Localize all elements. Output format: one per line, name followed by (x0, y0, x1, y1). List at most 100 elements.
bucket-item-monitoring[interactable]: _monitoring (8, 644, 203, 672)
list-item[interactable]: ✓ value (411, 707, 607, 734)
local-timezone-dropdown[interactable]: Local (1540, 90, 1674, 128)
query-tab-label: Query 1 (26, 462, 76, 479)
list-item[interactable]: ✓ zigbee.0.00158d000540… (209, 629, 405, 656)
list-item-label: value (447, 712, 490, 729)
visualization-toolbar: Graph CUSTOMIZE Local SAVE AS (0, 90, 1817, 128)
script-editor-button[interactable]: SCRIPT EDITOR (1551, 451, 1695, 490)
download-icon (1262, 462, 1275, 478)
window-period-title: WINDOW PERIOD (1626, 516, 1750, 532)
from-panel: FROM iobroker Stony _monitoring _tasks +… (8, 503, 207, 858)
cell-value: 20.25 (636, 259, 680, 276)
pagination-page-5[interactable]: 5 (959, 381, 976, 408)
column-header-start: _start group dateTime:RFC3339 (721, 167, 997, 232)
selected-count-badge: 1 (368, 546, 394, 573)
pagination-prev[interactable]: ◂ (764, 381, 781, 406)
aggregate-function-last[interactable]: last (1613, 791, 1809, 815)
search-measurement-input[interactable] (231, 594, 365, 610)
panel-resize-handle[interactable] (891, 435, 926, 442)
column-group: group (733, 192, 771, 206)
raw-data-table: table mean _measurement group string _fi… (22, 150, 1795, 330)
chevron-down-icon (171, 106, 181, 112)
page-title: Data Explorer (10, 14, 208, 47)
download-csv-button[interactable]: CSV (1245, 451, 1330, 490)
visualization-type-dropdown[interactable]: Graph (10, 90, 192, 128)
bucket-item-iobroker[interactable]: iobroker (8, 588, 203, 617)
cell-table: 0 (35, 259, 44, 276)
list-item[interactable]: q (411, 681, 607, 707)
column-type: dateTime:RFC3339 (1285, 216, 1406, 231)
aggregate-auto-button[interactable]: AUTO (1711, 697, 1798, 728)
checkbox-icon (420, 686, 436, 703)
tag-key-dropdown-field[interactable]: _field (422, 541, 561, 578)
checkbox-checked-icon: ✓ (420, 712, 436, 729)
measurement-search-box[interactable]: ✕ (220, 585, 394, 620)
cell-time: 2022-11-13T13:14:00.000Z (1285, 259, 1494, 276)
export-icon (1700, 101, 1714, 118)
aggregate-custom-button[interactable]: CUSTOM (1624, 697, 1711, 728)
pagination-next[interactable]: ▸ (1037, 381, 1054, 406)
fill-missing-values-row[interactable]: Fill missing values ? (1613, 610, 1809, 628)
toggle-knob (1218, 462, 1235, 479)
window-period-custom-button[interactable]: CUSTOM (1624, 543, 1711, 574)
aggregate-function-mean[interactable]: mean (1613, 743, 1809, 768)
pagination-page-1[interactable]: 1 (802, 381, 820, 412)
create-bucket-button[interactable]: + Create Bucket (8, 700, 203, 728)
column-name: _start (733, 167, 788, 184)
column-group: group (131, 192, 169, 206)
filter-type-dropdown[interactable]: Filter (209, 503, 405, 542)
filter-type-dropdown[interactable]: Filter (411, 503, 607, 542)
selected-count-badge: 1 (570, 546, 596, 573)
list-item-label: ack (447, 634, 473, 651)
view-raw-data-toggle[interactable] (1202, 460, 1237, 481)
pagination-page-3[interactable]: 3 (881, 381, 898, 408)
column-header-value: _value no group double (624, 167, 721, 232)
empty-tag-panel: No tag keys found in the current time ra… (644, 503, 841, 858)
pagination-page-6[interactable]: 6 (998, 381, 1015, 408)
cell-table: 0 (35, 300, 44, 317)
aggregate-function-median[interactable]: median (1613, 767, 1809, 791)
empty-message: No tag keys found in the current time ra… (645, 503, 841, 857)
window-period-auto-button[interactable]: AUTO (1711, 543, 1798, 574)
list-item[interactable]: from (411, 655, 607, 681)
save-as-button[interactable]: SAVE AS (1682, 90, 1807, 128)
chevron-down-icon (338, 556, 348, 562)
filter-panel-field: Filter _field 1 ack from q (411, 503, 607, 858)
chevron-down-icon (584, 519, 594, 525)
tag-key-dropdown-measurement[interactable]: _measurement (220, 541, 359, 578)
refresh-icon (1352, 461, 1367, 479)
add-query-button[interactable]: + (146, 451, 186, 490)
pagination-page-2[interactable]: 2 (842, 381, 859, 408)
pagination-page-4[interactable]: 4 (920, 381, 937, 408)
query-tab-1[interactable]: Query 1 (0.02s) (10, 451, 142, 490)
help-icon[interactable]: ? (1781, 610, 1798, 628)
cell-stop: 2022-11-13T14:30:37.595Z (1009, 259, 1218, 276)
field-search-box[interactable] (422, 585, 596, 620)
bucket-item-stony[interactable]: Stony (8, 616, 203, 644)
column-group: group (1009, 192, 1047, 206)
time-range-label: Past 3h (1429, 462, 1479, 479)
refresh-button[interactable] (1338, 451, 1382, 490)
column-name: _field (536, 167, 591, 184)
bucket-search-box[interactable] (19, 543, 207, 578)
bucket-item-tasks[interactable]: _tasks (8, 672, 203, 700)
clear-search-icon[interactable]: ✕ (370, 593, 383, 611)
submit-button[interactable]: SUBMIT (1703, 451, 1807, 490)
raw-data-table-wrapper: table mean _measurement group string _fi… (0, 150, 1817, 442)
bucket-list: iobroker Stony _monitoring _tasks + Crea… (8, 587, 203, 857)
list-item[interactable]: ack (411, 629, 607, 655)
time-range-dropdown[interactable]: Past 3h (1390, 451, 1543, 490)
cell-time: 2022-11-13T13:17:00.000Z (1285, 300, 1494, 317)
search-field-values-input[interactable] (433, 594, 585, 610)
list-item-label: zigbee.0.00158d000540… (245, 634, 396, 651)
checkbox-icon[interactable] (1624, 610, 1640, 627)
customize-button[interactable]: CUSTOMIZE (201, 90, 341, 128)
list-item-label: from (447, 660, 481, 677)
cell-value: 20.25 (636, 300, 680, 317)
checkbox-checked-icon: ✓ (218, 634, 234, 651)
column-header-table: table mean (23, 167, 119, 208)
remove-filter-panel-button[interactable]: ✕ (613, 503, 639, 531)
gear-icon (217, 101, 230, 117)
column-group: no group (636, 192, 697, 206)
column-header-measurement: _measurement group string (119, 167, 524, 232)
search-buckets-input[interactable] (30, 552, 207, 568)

___

Print every one of the records above once more, reproducing each line verbatim and without alteration.

Localize all elements. Output format: one per line, name followed by (x0, y0, x1, y1). List at most 100 elements.
bucket-item-monitoring[interactable]: _monitoring (8, 644, 203, 672)
list-item[interactable]: ✓ value (411, 707, 607, 734)
local-timezone-dropdown[interactable]: Local (1540, 90, 1674, 128)
query-tab-label: Query 1 (26, 462, 76, 479)
list-item[interactable]: ✓ zigbee.0.00158d000540… (209, 629, 405, 656)
list-item-label: value (447, 712, 490, 729)
visualization-toolbar: Graph CUSTOMIZE Local SAVE AS (0, 90, 1817, 128)
script-editor-button[interactable]: SCRIPT EDITOR (1551, 451, 1695, 490)
download-icon (1262, 462, 1275, 478)
window-period-title: WINDOW PERIOD (1626, 516, 1750, 532)
from-panel: FROM iobroker Stony _monitoring _tasks +… (8, 503, 207, 858)
cell-value: 20.25 (636, 259, 680, 276)
pagination-page-5[interactable]: 5 (959, 381, 976, 408)
column-header-start: _start group dateTime:RFC3339 (721, 167, 997, 232)
selected-count-badge: 1 (368, 546, 394, 573)
pagination-prev[interactable]: ◂ (764, 381, 781, 406)
aggregate-function-last[interactable]: last (1613, 791, 1809, 815)
search-measurement-input[interactable] (231, 594, 365, 610)
panel-resize-handle[interactable] (891, 435, 926, 442)
column-group: group (733, 192, 771, 206)
raw-data-table: table mean _measurement group string _fi… (22, 150, 1795, 330)
chevron-down-icon (171, 106, 181, 112)
page-title: Data Explorer (10, 14, 208, 47)
download-csv-button[interactable]: CSV (1245, 451, 1330, 490)
visualization-type-dropdown[interactable]: Graph (10, 90, 192, 128)
bucket-item-iobroker[interactable]: iobroker (8, 588, 203, 617)
cell-table: 0 (35, 259, 44, 276)
list-item[interactable]: q (411, 681, 607, 707)
column-type: dateTime:RFC3339 (1285, 216, 1406, 231)
aggregate-auto-button[interactable]: AUTO (1711, 697, 1798, 728)
checkbox-icon (420, 686, 436, 703)
tag-key-dropdown-field[interactable]: _field (422, 541, 561, 578)
checkbox-checked-icon: ✓ (420, 712, 436, 729)
measurement-search-box[interactable]: ✕ (220, 585, 394, 620)
cell-time: 2022-11-13T13:14:00.000Z (1285, 259, 1494, 276)
export-icon (1700, 101, 1714, 118)
aggregate-custom-button[interactable]: CUSTOM (1624, 697, 1711, 728)
pagination-next[interactable]: ▸ (1037, 381, 1054, 406)
fill-missing-values-row[interactable]: Fill missing values ? (1613, 610, 1809, 628)
toggle-knob (1218, 462, 1235, 479)
window-period-custom-button[interactable]: CUSTOM (1624, 543, 1711, 574)
aggregate-function-mean[interactable]: mean (1613, 743, 1809, 768)
pagination-page-1[interactable]: 1 (802, 381, 820, 412)
create-bucket-button[interactable]: + Create Bucket (8, 700, 203, 728)
column-name: _start (733, 167, 788, 184)
column-group: group (131, 192, 169, 206)
filter-type-dropdown[interactable]: Filter (209, 503, 405, 542)
filter-type-dropdown[interactable]: Filter (411, 503, 607, 542)
selected-count-badge: 1 (570, 546, 596, 573)
list-item-label: ack (447, 634, 473, 651)
view-raw-data-toggle[interactable] (1202, 460, 1237, 481)
pagination-page-3[interactable]: 3 (881, 381, 898, 408)
column-header-value: _value no group double (624, 167, 721, 232)
empty-tag-panel: No tag keys found in the current time ra… (644, 503, 841, 858)
pagination-page-6[interactable]: 6 (998, 381, 1015, 408)
cell-table: 0 (35, 300, 44, 317)
aggregate-function-median[interactable]: median (1613, 767, 1809, 791)
empty-message: No tag keys found in the current time ra… (645, 503, 841, 857)
window-period-auto-button[interactable]: AUTO (1711, 543, 1798, 574)
list-item[interactable]: from (411, 655, 607, 681)
save-as-button[interactable]: SAVE AS (1682, 90, 1807, 128)
chevron-down-icon (338, 556, 348, 562)
filter-panel-field: Filter _field 1 ack from q (411, 503, 607, 858)
chevron-down-icon (584, 519, 594, 525)
tag-key-dropdown-measurement[interactable]: _measurement (220, 541, 359, 578)
refresh-icon (1352, 461, 1367, 479)
add-query-button[interactable]: + (146, 451, 186, 490)
pagination-page-2[interactable]: 2 (842, 381, 859, 408)
pagination-page-4[interactable]: 4 (920, 381, 937, 408)
query-tab-1[interactable]: Query 1 (0.02s) (10, 451, 142, 490)
help-icon[interactable]: ? (1781, 610, 1798, 628)
cell-stop: 2022-11-13T14:30:37.595Z (1009, 259, 1218, 276)
field-search-box[interactable] (422, 585, 596, 620)
bucket-item-stony[interactable]: Stony (8, 616, 203, 644)
column-group: group (1009, 192, 1047, 206)
time-range-label: Past 3h (1429, 462, 1479, 479)
refresh-button[interactable] (1338, 451, 1382, 490)
column-name: _field (536, 167, 591, 184)
bucket-search-box[interactable] (19, 543, 207, 578)
bucket-item-tasks[interactable]: _tasks (8, 672, 203, 700)
clear-search-icon[interactable]: ✕ (370, 593, 383, 611)
submit-button[interactable]: SUBMIT (1703, 451, 1807, 490)
raw-data-table-wrapper: table mean _measurement group string _fi… (0, 150, 1817, 442)
bucket-list: iobroker Stony _monitoring _tasks + Crea… (8, 587, 203, 857)
list-item[interactable]: ack (411, 629, 607, 655)
time-range-dropdown[interactable]: Past 3h (1390, 451, 1543, 490)
cell-time: 2022-11-13T13:17:00.000Z (1285, 300, 1494, 317)
search-field-values-input[interactable] (433, 594, 585, 610)
list-item-label: zigbee.0.00158d000540… (245, 634, 396, 651)
checkbox-icon[interactable] (1624, 610, 1640, 627)
customize-button[interactable]: CUSTOMIZE (201, 90, 341, 128)
list-item-label: from (447, 660, 481, 677)
cell-value: 20.25 (636, 300, 680, 317)
checkbox-checked-icon: ✓ (218, 634, 234, 651)
column-header-table: table mean (23, 167, 119, 208)
remove-filter-panel-button[interactable]: ✕ (613, 503, 639, 531)
gear-icon (217, 101, 230, 117)
column-group: no group (636, 192, 697, 206)
column-header-measurement: _measurement group string (119, 167, 524, 232)
search-buckets-input[interactable] (30, 552, 207, 568)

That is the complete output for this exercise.